== Supplied records ==

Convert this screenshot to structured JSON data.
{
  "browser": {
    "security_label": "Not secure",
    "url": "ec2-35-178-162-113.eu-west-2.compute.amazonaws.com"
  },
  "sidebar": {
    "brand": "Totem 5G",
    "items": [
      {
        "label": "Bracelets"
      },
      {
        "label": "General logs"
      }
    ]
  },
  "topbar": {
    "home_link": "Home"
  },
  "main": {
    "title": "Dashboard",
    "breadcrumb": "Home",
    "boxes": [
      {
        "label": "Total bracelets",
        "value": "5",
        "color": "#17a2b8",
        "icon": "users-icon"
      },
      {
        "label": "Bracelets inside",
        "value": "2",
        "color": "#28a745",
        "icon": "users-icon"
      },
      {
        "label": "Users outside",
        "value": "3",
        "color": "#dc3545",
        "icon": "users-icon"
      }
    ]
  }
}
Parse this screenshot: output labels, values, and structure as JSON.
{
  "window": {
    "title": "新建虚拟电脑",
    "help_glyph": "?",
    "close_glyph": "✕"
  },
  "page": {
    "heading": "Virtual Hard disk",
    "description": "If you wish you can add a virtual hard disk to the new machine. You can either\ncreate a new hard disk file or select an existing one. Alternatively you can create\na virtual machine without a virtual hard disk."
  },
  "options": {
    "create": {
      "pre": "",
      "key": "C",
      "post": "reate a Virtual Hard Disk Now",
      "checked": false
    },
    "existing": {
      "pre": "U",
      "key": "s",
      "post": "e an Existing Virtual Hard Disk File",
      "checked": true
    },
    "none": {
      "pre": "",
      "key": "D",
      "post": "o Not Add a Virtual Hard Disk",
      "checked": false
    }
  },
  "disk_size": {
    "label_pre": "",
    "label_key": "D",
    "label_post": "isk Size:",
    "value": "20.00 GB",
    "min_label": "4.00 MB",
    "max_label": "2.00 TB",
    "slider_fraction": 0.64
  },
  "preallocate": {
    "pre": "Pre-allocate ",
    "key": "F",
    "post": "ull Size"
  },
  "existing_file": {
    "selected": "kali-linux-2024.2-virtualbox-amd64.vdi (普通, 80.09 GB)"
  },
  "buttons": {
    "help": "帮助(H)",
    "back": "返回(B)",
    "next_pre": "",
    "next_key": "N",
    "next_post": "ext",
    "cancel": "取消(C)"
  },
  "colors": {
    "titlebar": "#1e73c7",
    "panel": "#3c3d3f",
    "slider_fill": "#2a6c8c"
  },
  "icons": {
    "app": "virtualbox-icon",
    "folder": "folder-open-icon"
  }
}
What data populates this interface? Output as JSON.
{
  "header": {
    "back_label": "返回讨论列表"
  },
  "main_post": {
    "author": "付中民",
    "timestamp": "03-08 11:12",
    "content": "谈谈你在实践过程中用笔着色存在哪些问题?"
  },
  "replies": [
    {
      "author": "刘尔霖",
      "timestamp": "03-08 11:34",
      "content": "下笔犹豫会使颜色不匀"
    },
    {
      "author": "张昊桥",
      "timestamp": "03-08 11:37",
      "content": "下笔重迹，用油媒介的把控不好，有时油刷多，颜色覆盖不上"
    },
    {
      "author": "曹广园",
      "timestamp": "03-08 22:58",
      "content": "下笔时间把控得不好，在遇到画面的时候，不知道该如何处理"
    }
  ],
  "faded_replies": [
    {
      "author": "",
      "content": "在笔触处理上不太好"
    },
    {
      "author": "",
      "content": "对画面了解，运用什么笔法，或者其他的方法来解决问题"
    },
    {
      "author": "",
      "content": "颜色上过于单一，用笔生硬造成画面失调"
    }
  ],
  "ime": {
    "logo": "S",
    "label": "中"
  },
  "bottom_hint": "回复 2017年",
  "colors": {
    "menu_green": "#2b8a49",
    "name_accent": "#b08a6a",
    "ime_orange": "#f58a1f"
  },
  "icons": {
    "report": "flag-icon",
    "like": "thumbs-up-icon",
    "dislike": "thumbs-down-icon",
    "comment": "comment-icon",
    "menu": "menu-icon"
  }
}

===

The exercise —
Copy all the records above exactly, missing none.

Reply —
Convert this screenshot to structured JSON data.
{
  "browser": {
    "security_label": "Not secure",
    "url": "ec2-35-178-162-113.eu-west-2.compute.amazonaws.com"
  },
  "sidebar": {
    "brand": "Totem 5G",
    "items": [
      {
        "label": "Bracelets"
      },
      {
        "label": "General logs"
      }
    ]
  },
  "topbar": {
    "home_link": "Home"
  },
  "main": {
    "title": "Dashboard",
    "breadcrumb": "Home",
    "boxes": [
      {
        "label": "Total bracelets",
        "value": "5",
        "color": "#17a2b8",
        "icon": "users-icon"
      },
      {
        "label": "Bracelets inside",
        "value": "2",
        "color": "#28a745",
        "icon": "users-icon"
      },
      {
        "label": "Users outside",
        "value": "3",
        "color": "#dc3545",
        "icon": "users-icon"
      }
    ]
  }
}
Parse this screenshot: output labels, values, and structure as JSON.
{
  "window": {
    "title": "新建虚拟电脑",
    "help_glyph": "?",
    "close_glyph": "✕"
  },
  "page": {
    "heading": "Virtual Hard disk",
    "description": "If you wish you can add a virtual hard disk to the new machine. You can either\ncreate a new hard disk file or select an existing one. Alternatively you can create\na virtual machine without a virtual hard disk."
  },
  "options": {
    "create": {
      "pre": "",
      "key": "C",
      "post": "reate a Virtual Hard Disk Now",
      "checked": false
    },
    "existing": {
      "pre": "U",
      "key": "s",
      "post": "e an Existing Virtual Hard Disk File",
      "checked": true
    },
    "none": {
      "pre": "",
      "key": "D",
      "post": "o Not Add a Virtual Hard Disk",
      "checked": false
    }
  },
  "disk_size": {
    "label_pre": "",
    "label_key": "D",
    "label_post": "isk Size:",
    "value": "20.00 GB",
    "min_label": "4.00 MB",
    "max_label": "2.00 TB",
    "slider_fraction": 0.64
  },
  "preallocate": {
    "pre": "Pre-allocate ",
    "key": "F",
    "post": "ull Size"
  },
  "existing_file": {
    "selected": "kali-linux-2024.2-virtualbox-amd64.vdi (普通, 80.09 GB)"
  },
  "buttons": {
    "help": "帮助(H)",
    "back": "返回(B)",
    "next_pre": "",
    "next_key": "N",
    "next_post": "ext",
    "cancel": "取消(C)"
  },
  "colors": {
    "titlebar": "#1e73c7",
    "panel": "#3c3d3f",
    "slider_fill": "#2a6c8c"
  },
  "icons": {
    "app": "virtualbox-icon",
    "folder": "folder-open-icon"
  }
}
What data populates this interface? Output as JSON.
{
  "header": {
    "back_label": "返回讨论列表"
  },
  "main_post": {
    "author": "付中民",
    "timestamp": "03-08 11:12",
    "content": "谈谈你在实践过程中用笔着色存在哪些问题?"
  },
  "replies": [
    {
      "author": "刘尔霖",
      "timestamp": "03-08 11:34",
      "content": "下笔犹豫会使颜色不匀"
    },
    {
      "author": "张昊桥",
      "timestamp": "03-08 11:37",
      "content": "下笔重迹，用油媒介的把控不好，有时油刷多，颜色覆盖不上"
    },
    {
      "author": "曹广园",
      "timestamp": "03-08 22:58",
      "content": "下笔时间把控得不好，在遇到画面的时候，不知道该如何处理"
    }
  ],
  "faded_replies": [
    {
      "author": "",
      "content": "在笔触处理上不太好"
    },
    {
      "author": "",
      "content": "对画面了解，运用什么笔法，或者其他的方法来解决问题"
    },
    {
      "author": "",
      "content": "颜色上过于单一，用笔生硬造成画面失调"
    }
  ],
  "ime": {
    "logo": "S",
    "label": "中"
  },
  "bottom_hint": "回复 2017年",
  "colors": {
    "menu_green": "#2b8a49",
    "name_accent": "#b08a6a",
    "ime_orange": "#f58a1f"
  },
  "icons": {
    "report": "flag-icon",
    "like": "thumbs-up-icon",
    "dislike": "thumbs-down-icon",
    "comment": "comment-icon",
    "menu": "menu-icon"
  }
}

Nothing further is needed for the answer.